▶ _EXCERPTED RECORDS_
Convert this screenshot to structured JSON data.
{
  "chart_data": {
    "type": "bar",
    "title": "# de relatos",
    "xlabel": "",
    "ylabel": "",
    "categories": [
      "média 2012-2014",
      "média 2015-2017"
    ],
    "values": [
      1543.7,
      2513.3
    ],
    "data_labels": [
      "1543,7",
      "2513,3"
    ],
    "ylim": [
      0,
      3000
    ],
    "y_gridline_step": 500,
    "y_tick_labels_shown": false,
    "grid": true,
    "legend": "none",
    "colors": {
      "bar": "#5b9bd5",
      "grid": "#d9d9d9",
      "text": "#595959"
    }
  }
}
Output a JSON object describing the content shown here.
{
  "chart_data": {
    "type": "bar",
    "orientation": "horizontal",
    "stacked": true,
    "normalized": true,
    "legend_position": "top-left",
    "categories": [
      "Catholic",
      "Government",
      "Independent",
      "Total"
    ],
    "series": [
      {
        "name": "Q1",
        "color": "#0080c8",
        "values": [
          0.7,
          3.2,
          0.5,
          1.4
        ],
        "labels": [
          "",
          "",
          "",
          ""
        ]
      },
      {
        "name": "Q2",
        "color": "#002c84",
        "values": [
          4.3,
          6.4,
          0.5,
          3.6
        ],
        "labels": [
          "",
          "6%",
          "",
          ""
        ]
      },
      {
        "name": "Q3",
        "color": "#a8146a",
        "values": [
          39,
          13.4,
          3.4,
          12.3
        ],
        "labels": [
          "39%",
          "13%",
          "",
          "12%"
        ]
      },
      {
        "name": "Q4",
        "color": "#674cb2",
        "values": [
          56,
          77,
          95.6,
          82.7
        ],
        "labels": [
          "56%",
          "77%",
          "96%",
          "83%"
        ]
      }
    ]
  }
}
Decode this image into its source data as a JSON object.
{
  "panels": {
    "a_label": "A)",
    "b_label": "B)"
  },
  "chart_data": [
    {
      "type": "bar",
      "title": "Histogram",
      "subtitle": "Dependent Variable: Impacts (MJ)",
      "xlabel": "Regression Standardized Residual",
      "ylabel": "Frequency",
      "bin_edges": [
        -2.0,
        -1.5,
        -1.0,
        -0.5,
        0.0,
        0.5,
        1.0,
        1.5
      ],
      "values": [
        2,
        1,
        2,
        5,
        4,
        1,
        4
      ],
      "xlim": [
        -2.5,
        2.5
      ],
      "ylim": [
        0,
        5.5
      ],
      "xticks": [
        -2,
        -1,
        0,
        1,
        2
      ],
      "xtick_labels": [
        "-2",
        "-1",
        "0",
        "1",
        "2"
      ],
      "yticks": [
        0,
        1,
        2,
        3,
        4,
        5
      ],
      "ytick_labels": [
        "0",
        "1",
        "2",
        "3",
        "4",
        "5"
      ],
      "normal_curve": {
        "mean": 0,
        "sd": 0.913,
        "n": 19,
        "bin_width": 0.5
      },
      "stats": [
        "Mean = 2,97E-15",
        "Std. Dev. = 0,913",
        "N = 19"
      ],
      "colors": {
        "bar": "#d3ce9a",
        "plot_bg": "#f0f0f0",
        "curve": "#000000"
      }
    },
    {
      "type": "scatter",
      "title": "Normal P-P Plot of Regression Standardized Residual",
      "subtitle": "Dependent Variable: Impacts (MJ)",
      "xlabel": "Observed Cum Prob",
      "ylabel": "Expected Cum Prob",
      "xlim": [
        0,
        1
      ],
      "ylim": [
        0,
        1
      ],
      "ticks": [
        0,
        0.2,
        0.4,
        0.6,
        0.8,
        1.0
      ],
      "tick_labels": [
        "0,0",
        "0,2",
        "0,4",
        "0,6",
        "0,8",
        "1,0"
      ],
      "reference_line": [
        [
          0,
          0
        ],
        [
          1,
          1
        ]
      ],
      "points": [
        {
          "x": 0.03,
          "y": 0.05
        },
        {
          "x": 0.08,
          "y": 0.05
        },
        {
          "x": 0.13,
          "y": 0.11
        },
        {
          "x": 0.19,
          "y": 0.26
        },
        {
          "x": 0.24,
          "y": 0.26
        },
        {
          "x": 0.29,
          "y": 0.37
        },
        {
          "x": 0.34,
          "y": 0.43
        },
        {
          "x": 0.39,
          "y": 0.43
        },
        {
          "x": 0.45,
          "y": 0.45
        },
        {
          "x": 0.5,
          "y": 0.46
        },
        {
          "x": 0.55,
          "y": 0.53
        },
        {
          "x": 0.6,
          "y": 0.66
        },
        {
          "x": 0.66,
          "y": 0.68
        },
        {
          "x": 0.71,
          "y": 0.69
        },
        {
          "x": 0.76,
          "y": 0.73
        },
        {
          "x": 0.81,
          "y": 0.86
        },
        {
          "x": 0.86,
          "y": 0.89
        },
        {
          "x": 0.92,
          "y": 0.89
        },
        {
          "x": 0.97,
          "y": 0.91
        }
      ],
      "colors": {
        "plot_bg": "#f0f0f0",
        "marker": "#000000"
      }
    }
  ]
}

▶ _WHAT YOU SHOULD DO_
Using the data above, return each line exactly as written.

▶ _WORKED SOLUTION_
Convert this screenshot to structured JSON data.
{
  "chart_data": {
    "type": "bar",
    "title": "# de relatos",
    "xlabel": "",
    "ylabel": "",
    "categories": [
      "média 2012-2014",
      "média 2015-2017"
    ],
    "values": [
      1543.7,
      2513.3
    ],
    "data_labels": [
      "1543,7",
      "2513,3"
    ],
    "ylim": [
      0,
      3000
    ],
    "y_gridline_step": 500,
    "y_tick_labels_shown": false,
    "grid": true,
    "legend": "none",
    "colors": {
      "bar": "#5b9bd5",
      "grid": "#d9d9d9",
      "text": "#595959"
    }
  }
}
Output a JSON object describing the content shown here.
{
  "chart_data": {
    "type": "bar",
    "orientation": "horizontal",
    "stacked": true,
    "normalized": true,
    "legend_position": "top-left",
    "categories": [
      "Catholic",
      "Government",
      "Independent",
      "Total"
    ],
    "series": [
      {
        "name": "Q1",
        "color": "#0080c8",
        "values": [
          0.7,
          3.2,
          0.5,
          1.4
        ],
        "labels": [
          "",
          "",
          "",
          ""
        ]
      },
      {
        "name": "Q2",
        "color": "#002c84",
        "values": [
          4.3,
          6.4,
          0.5,
          3.6
        ],
        "labels": [
          "",
          "6%",
          "",
          ""
        ]
      },
      {
        "name": "Q3",
        "color": "#a8146a",
        "values": [
          39,
          13.4,
          3.4,
          12.3
        ],
        "labels": [
          "39%",
          "13%",
          "",
          "12%"
        ]
      },
      {
        "name": "Q4",
        "color": "#674cb2",
        "values": [
          56,
          77,
          95.6,
          82.7
        ],
        "labels": [
          "56%",
          "77%",
          "96%",
          "83%"
        ]
      }
    ]
  }
}
Decode this image into its source data as a JSON object.
{
  "panels": {
    "a_label": "A)",
    "b_label": "B)"
  },
  "chart_data": [
    {
      "type": "bar",
      "title": "Histogram",
      "subtitle": "Dependent Variable: Impacts (MJ)",
      "xlabel": "Regression Standardized Residual",
      "ylabel": "Frequency",
      "bin_edges": [
        -2.0,
        -1.5,
        -1.0,
        -0.5,
        0.0,
        0.5,
        1.0,
        1.5
      ],
      "values": [
        2,
        1,
        2,
        5,
        4,
        1,
        4
      ],
      "xlim": [
        -2.5,
        2.5
      ],
      "ylim": [
        0,
        5.5
      ],
      "xticks": [
        -2,
        -1,
        0,
        1,
        2
      ],
      "xtick_labels": [
        "-2",
        "-1",
        "0",
        "1",
        "2"
      ],
      "yticks": [
        0,
        1,
        2,
        3,
        4,
        5
      ],
      "ytick_labels": [
        "0",
        "1",
        "2",
        "3",
        "4",
        "5"
      ],
      "normal_curve": {
        "mean": 0,
        "sd": 0.913,
        "n": 19,
        "bin_width": 0.5
      },
      "stats": [
        "Mean = 2,97E-15",
        "Std. Dev. = 0,913",
        "N = 19"
      ],
      "colors": {
        "bar": "#d3ce9a",
        "plot_bg": "#f0f0f0",
        "curve": "#000000"
      }
    },
    {
      "type": "scatter",
      "title": "Normal P-P Plot of Regression Standardized Residual",
      "subtitle": "Dependent Variable: Impacts (MJ)",
      "xlabel": "Observed Cum Prob",
      "ylabel": "Expected Cum Prob",
      "xlim": [
        0,
        1
      ],
      "ylim": [
        0,
        1
      ],
      "ticks": [
        0,
        0.2,
        0.4,
        0.6,
        0.8,
        1.0
      ],
      "tick_labels": [
        "0,0",
        "0,2",
        "0,4",
        "0,6",
        "0,8",
        "1,0"
      ],
      "reference_line": [
        [
          0,
          0
        ],
        [
          1,
          1
        ]
      ],
      "points": [
        {
          "x": 0.03,
          "y": 0.05
        },
        {
          "x": 0.08,
          "y": 0.05
        },
        {
          "x": 0.13,
          "y": 0.11
        },
        {
          "x": 0.19,
          "y": 0.26
        },
        {
          "x": 0.24,
          "y": 0.26
        },
        {
          "x": 0.29,
          "y": 0.37
        },
        {
          "x": 0.34,
          "y": 0.43
        },
        {
          "x": 0.39,
          "y": 0.43
        },
        {
          "x": 0.45,
          "y": 0.45
        },
        {
          "x": 0.5,
          "y": 0.46
        },
        {
          "x": 0.55,
          "y": 0.53
        },
        {
          "x": 0.6,
          "y": 0.66
        },
        {
          "x": 0.66,
          "y": 0.68
        },
        {
          "x": 0.71,
          "y": 0.69
        },
        {
          "x": 0.76,
          "y": 0.73
        },
        {
          "x": 0.81,
          "y": 0.86
        },
        {
          "x": 0.86,
          "y": 0.89
        },
        {
          "x": 0.92,
          "y": 0.89
        },
        {
          "x": 0.97,
          "y": 0.91
        }
      ],
      "colors": {
        "plot_bg": "#f0f0f0",
        "marker": "#000000"
      }
    }
  ]
}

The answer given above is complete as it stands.